= Set exercise =
The entries below should be quoted exactly, with no pictures carried over.

= Records shown =
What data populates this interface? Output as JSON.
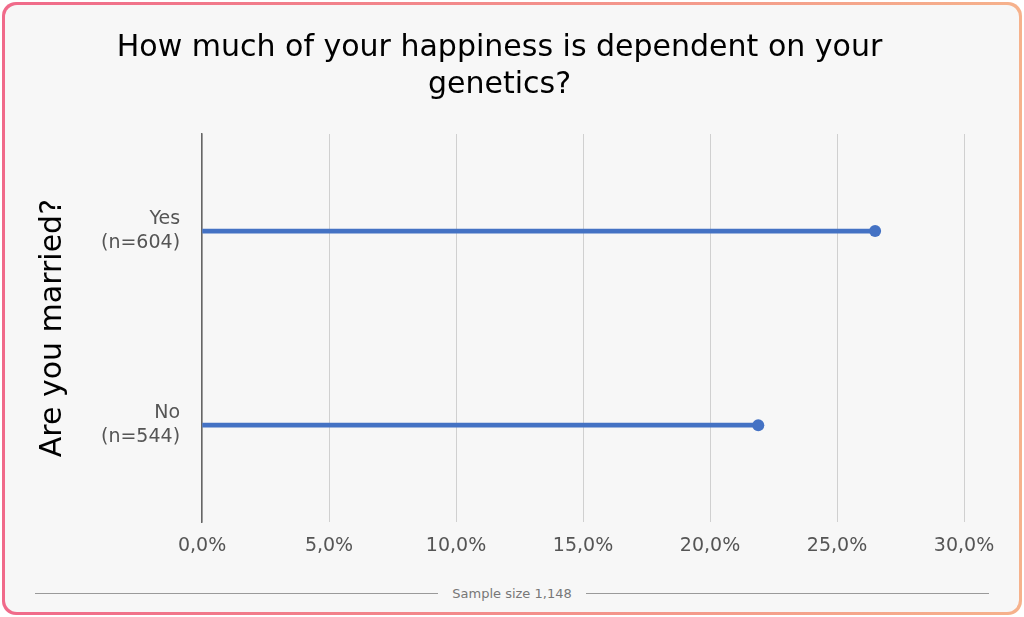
{
  "chart_data": {
    "type": "lollipop",
    "title": "How much of your happiness is dependent on your genetics?",
    "y_label": "Are you married?",
    "categories": [
      "Yes (n=604)",
      "No (n=544)"
    ],
    "values": [
      26.5,
      21.9
    ],
    "color": "#4472c4",
    "orientation": "horizontal",
    "xlim": [
      0,
      30
    ],
    "xticks": [
      {
        "value": 0,
        "label": "0,0%"
      },
      {
        "value": 5,
        "label": "5,0%"
      },
      {
        "value": 10,
        "label": "10,0%"
      },
      {
        "value": 15,
        "label": "15,0%"
      },
      {
        "value": 20,
        "label": "20,0%"
      },
      {
        "value": 25,
        "label": "25,0%"
      },
      {
        "value": 30,
        "label": "30,0%"
      }
    ],
    "grid": true,
    "annotation": "Sample size 1,148"
  }
}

= Reply =
What data populates this interface? Output as JSON.
{
  "chart_data": {
    "type": "lollipop",
    "title": "How much of your happiness is dependent on your genetics?",
    "y_label": "Are you married?",
    "categories": [
      "Yes (n=604)",
      "No (n=544)"
    ],
    "values": [
      26.5,
      21.9
    ],
    "color": "#4472c4",
    "orientation": "horizontal",
    "xlim": [
      0,
      30
    ],
    "xticks": [
      {
        "value": 0,
        "label": "0,0%"
      },
      {
        "value": 5,
        "label": "5,0%"
      },
      {
        "value": 10,
        "label": "10,0%"
      },
      {
        "value": 15,
        "label": "15,0%"
      },
      {
        "value": 20,
        "label": "20,0%"
      },
      {
        "value": 25,
        "label": "25,0%"
      },
      {
        "value": 30,
        "label": "30,0%"
      }
    ],
    "grid": true,
    "annotation": "Sample size 1,148"
  }
}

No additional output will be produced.